[START ROWS]
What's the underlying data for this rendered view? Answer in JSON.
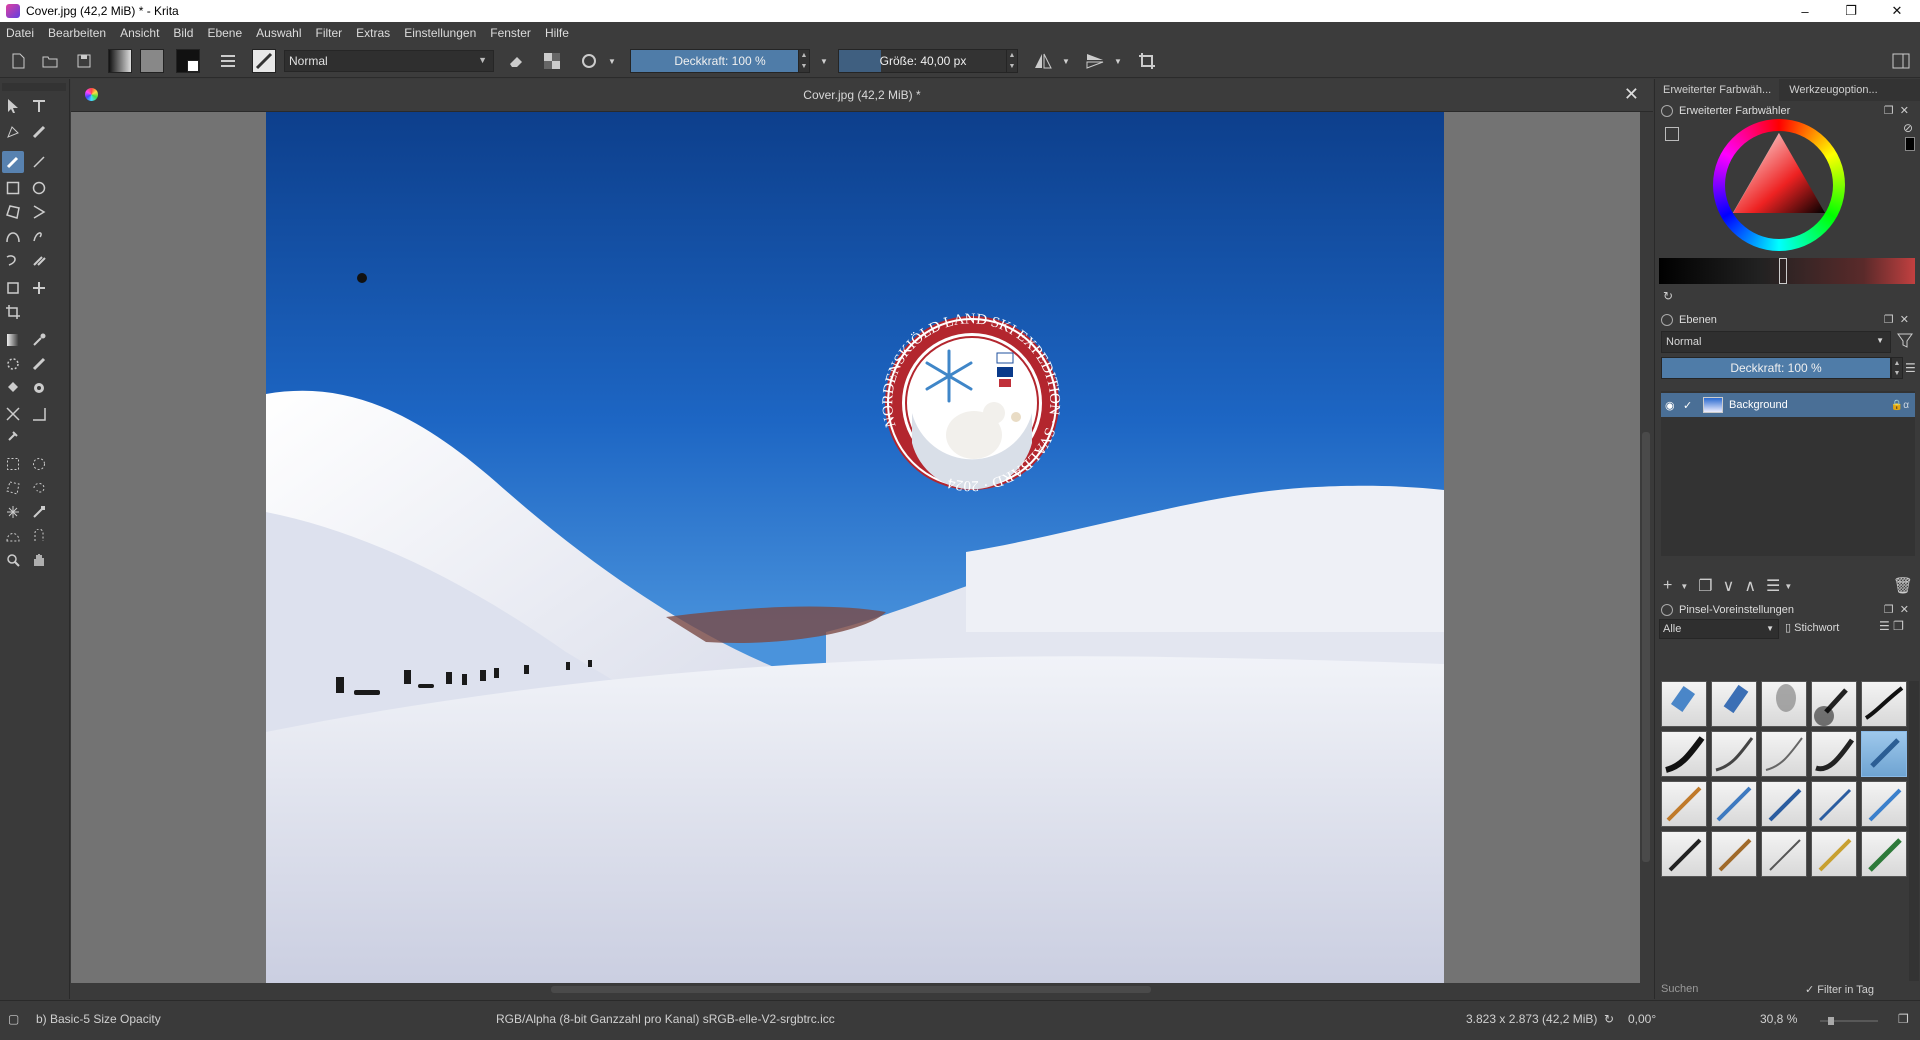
{
  "window": {
    "title": "Cover.jpg (42,2 MiB) * - Krita"
  },
  "menu": [
    "Datei",
    "Bearbeiten",
    "Ansicht",
    "Bild",
    "Ebene",
    "Auswahl",
    "Filter",
    "Extras",
    "Einstellungen",
    "Fenster",
    "Hilfe"
  ],
  "toolbar": {
    "blend_mode": "Normal",
    "opacity_label": "Deckkraft: 100 %",
    "opacity_fraction": 1.0,
    "size_label": "Größe: 40,00 px"
  },
  "document": {
    "tab_title": "Cover.jpg (42,2 MiB) *",
    "badge": {
      "arc_text": "NORDENSKIÖLD LAND SKI EXPEDITION · SVALBARD · 2024"
    }
  },
  "dock": {
    "tabs": [
      "Erweiterter Farbwäh...",
      "Werkzeugoption..."
    ],
    "color_panel_title": "Erweiterter Farbwähler",
    "layers_panel_title": "Ebenen",
    "layers_blend": "Normal",
    "layers_opacity": "Deckkraft:  100 %",
    "layers": [
      {
        "name": "Background",
        "visible": true
      }
    ],
    "brush_panel_title": "Pinsel-Voreinstellungen",
    "brush_filter": "Alle",
    "brush_tag": "Stichwort",
    "search_placeholder": "Suchen",
    "filter_in_tag": "Filter in Tag"
  },
  "status": {
    "brush": "b) Basic-5 Size Opacity",
    "color_space": "RGB/Alpha (8-bit Ganzzahl pro Kanal)  sRGB-elle-V2-srgbtrc.icc",
    "dimensions": "3.823 x 2.873 (42,2 MiB)",
    "rotation": "0,00°",
    "zoom": "30,8 %"
  },
  "colors": {
    "accent": "#4f7ca8",
    "badge_red": "#b3262e",
    "sky_top": "#0d3f8c"
  }
}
[END ROWS]
### THE EXERCISE
The answer must consist solely of the number of lines in the entries that contain the word "Erweiterter".

### REPLY TO THE TASK
2